▸ **WHAT IS EXPECTED**: Which lines contain the word "JSON"? Return each of them as written.

▸ **DATA**:
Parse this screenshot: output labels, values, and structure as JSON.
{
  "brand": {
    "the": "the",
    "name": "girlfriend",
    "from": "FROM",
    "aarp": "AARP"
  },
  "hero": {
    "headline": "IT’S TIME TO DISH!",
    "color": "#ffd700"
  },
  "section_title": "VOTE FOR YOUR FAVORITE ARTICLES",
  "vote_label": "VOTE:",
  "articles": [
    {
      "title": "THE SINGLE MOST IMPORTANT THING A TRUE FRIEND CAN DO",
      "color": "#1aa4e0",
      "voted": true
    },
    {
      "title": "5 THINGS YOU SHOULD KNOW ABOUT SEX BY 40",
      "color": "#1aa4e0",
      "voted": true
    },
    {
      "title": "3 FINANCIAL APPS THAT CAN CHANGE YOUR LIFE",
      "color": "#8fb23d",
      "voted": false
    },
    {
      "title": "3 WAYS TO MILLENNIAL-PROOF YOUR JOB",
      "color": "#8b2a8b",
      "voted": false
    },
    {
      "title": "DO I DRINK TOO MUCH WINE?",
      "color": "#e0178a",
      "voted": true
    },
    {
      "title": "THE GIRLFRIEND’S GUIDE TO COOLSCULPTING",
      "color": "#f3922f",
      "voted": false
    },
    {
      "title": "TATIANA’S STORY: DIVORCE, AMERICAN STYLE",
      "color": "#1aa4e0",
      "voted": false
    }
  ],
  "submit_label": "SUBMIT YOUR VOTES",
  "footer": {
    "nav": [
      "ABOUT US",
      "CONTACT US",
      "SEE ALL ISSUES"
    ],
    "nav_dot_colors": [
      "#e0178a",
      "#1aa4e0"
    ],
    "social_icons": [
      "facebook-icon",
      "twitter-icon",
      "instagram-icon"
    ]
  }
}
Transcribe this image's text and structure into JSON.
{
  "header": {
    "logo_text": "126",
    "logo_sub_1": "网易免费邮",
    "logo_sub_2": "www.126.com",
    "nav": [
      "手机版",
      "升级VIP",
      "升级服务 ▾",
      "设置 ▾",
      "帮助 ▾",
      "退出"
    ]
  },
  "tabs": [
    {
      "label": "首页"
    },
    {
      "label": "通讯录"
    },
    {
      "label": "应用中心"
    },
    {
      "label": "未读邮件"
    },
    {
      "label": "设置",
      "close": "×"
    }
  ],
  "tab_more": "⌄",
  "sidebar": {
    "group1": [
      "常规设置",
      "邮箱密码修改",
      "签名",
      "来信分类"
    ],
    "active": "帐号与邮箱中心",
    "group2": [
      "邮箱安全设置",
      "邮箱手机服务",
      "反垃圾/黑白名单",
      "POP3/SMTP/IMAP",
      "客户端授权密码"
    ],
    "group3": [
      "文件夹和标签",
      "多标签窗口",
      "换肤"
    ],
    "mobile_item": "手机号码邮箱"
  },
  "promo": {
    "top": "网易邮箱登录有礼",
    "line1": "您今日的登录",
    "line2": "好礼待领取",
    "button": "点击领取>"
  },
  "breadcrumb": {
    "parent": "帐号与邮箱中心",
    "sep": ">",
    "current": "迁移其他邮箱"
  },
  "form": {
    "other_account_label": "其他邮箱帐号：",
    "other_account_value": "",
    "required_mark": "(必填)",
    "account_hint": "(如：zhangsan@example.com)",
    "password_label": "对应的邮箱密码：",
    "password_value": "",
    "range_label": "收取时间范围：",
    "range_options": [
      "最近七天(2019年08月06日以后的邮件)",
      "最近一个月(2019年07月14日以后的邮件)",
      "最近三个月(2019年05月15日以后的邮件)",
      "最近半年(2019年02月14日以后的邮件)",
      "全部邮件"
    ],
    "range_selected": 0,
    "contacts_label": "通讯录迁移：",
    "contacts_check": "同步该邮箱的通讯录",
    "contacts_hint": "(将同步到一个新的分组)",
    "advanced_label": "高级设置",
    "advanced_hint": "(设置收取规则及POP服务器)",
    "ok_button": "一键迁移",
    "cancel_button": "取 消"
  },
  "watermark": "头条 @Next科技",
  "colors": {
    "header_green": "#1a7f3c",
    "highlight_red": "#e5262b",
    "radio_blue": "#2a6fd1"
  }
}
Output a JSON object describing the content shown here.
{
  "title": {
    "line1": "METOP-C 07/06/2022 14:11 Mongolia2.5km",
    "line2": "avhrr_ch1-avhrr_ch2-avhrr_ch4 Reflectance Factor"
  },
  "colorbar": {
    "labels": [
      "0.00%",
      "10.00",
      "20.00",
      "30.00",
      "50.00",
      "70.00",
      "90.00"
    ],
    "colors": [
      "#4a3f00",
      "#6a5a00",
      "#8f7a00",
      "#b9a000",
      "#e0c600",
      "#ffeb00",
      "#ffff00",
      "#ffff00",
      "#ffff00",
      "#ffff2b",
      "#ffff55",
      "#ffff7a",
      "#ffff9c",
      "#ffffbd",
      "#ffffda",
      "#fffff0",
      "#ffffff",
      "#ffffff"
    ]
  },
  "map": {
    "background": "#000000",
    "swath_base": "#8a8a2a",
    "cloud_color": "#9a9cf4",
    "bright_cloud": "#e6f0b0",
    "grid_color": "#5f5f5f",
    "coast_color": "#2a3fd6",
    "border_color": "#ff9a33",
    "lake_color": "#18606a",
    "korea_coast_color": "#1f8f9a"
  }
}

▸ **RESPONSE FOR THIS EXERCISE**:
Parse this screenshot: output labels, values, and structure as JSON.
Transcribe this image's text and structure into JSON.
Output a JSON object describing the content shown here.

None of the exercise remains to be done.